* [Collected data entries]:
- - - -

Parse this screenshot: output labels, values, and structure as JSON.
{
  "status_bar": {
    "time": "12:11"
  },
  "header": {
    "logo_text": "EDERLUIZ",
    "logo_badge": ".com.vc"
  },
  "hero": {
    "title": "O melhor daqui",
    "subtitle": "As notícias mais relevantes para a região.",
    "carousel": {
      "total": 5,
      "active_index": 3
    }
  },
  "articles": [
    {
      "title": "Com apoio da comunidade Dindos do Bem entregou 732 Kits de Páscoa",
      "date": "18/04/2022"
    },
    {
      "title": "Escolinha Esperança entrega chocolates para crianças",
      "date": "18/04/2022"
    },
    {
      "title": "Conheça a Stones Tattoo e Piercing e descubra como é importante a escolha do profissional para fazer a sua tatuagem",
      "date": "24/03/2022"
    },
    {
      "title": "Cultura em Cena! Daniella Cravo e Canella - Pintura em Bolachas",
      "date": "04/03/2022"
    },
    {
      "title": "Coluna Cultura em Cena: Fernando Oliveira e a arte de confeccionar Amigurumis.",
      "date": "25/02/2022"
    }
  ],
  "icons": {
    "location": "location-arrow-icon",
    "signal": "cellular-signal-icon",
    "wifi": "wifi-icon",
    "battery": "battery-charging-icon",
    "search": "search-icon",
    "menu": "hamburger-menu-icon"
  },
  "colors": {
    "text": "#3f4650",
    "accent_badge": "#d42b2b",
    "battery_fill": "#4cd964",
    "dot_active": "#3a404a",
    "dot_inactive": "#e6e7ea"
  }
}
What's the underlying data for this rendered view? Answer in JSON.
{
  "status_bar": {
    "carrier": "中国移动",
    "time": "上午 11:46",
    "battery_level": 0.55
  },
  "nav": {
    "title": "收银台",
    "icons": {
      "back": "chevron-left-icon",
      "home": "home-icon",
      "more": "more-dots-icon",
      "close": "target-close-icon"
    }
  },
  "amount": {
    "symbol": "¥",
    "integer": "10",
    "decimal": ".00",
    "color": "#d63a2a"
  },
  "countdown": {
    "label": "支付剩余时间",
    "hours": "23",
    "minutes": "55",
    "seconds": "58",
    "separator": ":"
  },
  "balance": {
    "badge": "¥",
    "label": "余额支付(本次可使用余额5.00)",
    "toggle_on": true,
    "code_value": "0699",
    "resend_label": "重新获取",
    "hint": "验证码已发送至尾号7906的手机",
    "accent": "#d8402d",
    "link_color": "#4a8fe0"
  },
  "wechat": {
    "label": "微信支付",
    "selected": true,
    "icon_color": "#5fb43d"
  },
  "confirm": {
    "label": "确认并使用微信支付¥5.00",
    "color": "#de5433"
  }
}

- - - -

Check each line above for "this" and return the ones that have it.

* [WRITTEN REPLY]:
Parse this screenshot: output labels, values, and structure as JSON.
What's the underlying data for this rendered view? Answer in JSON.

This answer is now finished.